=== Extracted data ===

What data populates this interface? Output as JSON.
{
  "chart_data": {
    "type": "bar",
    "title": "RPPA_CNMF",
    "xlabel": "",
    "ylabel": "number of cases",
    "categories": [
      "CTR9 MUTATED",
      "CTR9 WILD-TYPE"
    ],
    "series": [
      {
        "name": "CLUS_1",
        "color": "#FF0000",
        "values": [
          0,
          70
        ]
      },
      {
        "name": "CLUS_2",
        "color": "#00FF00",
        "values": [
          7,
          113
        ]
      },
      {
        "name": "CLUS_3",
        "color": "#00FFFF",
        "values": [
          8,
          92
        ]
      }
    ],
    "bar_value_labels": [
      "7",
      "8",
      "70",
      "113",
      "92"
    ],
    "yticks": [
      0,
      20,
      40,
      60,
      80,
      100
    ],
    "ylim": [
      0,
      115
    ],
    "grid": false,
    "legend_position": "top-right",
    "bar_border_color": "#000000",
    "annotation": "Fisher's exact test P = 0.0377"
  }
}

===

Short task:
Copy out the whole listing, exactly as written.

Task result:
What data populates this interface? Output as JSON.
{
  "chart_data": {
    "type": "bar",
    "title": "RPPA_CNMF",
    "xlabel": "",
    "ylabel": "number of cases",
    "categories": [
      "CTR9 MUTATED",
      "CTR9 WILD-TYPE"
    ],
    "series": [
      {
        "name": "CLUS_1",
        "color": "#FF0000",
        "values": [
          0,
          70
        ]
      },
      {
        "name": "CLUS_2",
        "color": "#00FF00",
        "values": [
          7,
          113
        ]
      },
      {
        "name": "CLUS_3",
        "color": "#00FFFF",
        "values": [
          8,
          92
        ]
      }
    ],
    "bar_value_labels": [
      "7",
      "8",
      "70",
      "113",
      "92"
    ],
    "yticks": [
      0,
      20,
      40,
      60,
      80,
      100
    ],
    "ylim": [
      0,
      115
    ],
    "grid": false,
    "legend_position": "top-right",
    "bar_border_color": "#000000",
    "annotation": "Fisher's exact test P = 0.0377"
  }
}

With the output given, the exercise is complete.